» **DESCRIPTION OF THE TASK**: Scan the material below for the string "this", and copy every line where it shows up.

___ DATA RECORDS ___

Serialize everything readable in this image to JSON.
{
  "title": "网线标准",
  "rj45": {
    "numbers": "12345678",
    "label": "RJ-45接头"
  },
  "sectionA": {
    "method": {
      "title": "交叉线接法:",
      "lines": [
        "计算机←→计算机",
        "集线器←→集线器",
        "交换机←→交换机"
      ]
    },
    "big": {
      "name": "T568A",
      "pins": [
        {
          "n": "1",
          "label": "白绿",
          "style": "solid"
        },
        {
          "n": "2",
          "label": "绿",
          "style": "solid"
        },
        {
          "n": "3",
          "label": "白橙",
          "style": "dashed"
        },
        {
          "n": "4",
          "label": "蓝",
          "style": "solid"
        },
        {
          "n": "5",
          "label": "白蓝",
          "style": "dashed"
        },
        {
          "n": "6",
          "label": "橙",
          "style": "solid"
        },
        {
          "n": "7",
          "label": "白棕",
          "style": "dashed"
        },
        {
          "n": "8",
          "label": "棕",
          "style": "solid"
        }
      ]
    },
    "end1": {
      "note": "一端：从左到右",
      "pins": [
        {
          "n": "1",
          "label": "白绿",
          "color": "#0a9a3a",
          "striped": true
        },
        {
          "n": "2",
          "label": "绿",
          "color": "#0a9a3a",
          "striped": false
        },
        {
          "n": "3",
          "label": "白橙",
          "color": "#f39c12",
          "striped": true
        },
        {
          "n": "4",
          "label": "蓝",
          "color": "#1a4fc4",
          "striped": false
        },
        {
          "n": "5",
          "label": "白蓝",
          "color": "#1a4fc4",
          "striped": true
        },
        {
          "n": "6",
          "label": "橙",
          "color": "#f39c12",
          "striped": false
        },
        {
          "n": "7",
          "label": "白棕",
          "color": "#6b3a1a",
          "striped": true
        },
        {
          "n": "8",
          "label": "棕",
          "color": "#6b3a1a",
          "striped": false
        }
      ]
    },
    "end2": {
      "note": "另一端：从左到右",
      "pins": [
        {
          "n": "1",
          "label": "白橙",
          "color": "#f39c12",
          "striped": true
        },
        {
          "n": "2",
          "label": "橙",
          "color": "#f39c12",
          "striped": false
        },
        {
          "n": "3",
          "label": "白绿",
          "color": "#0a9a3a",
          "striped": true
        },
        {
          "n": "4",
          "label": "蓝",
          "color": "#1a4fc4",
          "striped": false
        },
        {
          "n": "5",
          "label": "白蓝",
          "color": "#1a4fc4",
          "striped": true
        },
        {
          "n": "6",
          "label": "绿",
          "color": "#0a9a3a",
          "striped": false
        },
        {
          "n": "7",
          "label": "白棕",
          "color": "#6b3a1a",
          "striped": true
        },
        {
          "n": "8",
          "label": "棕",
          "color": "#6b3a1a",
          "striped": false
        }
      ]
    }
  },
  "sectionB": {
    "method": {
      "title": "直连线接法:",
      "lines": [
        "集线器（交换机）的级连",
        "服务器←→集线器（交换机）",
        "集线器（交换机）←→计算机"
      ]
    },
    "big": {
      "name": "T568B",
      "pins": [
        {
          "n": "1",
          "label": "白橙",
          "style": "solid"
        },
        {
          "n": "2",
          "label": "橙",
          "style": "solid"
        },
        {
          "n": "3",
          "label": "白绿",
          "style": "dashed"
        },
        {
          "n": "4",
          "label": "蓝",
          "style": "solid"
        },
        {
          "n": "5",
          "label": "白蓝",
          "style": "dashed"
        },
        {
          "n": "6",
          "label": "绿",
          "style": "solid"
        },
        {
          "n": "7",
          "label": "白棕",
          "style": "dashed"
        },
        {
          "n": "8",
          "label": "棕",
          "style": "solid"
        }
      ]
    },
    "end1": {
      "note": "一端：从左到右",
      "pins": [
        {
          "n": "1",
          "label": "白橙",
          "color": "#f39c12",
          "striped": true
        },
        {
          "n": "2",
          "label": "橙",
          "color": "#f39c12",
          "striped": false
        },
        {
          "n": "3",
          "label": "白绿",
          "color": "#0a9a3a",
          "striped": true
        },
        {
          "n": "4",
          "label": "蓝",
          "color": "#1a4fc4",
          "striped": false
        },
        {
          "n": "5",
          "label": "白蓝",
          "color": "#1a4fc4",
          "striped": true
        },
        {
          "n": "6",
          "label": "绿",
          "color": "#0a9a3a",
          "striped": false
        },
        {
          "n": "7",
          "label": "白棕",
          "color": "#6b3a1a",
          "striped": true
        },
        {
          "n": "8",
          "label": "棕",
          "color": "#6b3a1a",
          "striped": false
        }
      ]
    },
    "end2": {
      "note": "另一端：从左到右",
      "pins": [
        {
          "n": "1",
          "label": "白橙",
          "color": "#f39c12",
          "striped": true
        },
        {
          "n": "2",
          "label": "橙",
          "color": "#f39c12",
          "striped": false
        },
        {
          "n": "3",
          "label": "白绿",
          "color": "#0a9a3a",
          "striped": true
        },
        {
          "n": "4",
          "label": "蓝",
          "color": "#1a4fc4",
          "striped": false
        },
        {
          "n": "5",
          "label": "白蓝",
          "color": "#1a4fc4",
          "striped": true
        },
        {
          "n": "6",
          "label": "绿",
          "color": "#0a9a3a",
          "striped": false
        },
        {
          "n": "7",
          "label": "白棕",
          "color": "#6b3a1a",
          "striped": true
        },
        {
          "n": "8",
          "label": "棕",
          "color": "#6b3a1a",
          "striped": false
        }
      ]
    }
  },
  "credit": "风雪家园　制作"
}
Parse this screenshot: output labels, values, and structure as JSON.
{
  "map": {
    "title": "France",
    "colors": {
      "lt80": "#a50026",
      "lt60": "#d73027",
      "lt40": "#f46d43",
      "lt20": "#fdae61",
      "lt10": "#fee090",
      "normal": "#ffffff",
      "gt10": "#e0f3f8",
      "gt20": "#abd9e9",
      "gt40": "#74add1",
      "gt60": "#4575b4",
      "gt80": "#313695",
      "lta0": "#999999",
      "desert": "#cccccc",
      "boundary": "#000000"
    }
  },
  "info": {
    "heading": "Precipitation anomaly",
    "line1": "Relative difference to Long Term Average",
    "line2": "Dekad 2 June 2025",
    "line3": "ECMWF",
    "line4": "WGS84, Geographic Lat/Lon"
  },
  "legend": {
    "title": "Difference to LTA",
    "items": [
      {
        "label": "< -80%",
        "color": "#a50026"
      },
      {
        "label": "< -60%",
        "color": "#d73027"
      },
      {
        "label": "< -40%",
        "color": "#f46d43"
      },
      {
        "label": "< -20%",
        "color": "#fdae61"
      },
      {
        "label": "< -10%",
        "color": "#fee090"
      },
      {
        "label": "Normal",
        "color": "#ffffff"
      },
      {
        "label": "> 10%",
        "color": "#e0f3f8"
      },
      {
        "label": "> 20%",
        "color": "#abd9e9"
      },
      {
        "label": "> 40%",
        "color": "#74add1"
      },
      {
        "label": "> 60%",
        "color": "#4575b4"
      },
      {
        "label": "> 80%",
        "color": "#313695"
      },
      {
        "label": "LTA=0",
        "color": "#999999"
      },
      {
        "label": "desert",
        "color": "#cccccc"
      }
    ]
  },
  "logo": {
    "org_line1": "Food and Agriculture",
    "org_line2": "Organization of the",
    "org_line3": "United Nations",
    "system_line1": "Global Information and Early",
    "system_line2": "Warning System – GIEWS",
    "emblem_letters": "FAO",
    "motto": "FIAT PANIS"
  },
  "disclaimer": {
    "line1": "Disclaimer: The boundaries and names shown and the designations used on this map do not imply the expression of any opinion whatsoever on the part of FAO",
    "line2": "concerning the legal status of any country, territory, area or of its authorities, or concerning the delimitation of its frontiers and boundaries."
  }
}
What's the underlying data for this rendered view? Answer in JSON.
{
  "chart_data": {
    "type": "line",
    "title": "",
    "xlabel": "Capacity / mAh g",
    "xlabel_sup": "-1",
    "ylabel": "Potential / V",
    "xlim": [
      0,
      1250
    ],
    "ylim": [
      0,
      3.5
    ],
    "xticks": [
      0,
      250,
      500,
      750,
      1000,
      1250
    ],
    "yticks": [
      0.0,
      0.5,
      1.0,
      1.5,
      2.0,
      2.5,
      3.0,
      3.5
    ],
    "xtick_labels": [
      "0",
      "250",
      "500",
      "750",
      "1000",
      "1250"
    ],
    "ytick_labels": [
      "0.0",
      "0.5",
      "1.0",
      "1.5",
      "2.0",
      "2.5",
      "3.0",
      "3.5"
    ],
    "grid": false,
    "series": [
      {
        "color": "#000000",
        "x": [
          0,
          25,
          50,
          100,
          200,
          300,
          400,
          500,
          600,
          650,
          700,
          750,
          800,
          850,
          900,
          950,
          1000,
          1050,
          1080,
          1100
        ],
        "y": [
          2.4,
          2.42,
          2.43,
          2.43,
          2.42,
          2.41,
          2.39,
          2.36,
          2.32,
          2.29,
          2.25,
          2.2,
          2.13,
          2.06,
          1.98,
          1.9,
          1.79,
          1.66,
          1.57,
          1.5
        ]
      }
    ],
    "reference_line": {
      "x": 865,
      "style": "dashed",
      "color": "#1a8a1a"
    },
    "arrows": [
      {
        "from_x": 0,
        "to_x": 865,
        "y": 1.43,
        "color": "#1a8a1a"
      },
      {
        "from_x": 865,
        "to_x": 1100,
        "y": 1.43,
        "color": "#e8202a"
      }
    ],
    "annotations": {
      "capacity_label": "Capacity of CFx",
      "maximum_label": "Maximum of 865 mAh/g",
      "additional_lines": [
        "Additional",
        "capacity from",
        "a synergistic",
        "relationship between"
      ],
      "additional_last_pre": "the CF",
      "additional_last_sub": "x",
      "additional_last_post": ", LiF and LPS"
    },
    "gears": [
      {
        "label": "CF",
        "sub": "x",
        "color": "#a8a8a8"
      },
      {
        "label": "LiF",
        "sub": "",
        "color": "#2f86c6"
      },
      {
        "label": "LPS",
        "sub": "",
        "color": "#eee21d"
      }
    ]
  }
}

___

» **EXPECTED ANSWER**:
Serialize everything readable in this image to JSON.
Parse this screenshot: output labels, values, and structure as JSON.
    "line1": "Disclaimer: The boundaries and names shown and the designations used on this map do not imply the expression of any opinion whatsoever on the part of FAO",
What's the underlying data for this rendered view? Answer in JSON.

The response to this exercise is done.